START
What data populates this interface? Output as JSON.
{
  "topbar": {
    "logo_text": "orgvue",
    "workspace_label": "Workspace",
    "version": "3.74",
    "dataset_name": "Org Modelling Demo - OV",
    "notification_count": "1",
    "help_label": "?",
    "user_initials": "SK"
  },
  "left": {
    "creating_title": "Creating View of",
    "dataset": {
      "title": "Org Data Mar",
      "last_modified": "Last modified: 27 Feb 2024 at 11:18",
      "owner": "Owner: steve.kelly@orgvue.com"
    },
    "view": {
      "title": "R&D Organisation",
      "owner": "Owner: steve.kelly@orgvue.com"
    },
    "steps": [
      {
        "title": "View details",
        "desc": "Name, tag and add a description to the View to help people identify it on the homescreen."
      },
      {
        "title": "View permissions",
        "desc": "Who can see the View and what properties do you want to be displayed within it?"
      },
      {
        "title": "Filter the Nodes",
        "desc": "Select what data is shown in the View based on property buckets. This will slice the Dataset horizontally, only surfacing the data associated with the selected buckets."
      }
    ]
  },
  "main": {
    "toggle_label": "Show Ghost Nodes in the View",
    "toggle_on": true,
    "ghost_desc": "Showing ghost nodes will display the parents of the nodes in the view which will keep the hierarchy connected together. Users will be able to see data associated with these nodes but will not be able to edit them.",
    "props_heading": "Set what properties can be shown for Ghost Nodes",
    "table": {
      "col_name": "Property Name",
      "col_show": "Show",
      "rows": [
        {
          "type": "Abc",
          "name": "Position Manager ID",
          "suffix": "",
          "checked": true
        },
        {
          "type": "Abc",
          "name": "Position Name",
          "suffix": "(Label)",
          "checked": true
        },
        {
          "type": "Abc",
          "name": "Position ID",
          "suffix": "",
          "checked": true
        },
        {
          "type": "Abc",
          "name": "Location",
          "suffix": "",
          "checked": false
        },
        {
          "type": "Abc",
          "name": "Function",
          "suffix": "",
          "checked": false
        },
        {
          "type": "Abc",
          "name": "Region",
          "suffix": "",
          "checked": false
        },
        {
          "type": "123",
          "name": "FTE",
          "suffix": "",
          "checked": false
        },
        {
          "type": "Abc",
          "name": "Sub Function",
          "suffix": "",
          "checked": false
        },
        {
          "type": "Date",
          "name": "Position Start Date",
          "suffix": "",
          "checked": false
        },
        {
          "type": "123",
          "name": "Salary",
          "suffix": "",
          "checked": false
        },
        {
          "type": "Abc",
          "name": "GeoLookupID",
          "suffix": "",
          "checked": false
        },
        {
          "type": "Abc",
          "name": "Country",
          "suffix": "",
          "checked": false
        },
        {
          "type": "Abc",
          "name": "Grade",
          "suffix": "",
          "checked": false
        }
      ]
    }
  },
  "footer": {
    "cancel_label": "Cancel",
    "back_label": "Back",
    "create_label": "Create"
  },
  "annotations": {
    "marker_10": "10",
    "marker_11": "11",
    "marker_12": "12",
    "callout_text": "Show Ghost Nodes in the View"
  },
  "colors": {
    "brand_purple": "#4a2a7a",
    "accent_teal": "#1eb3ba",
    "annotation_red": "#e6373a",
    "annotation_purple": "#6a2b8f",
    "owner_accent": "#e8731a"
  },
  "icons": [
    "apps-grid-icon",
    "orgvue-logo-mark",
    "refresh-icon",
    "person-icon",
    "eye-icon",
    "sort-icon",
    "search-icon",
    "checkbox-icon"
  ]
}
END
WRITTEN PROBLEM
Pull out each line of the entries that contains "orgvue".

SOLUTION FOR THIS EXERCISE
    "logo_text": "orgvue",
      "owner": "Owner: steve.kelly@orgvue.com"
      "owner": "Owner: steve.kelly@orgvue.com"
    "orgvue-logo-mark",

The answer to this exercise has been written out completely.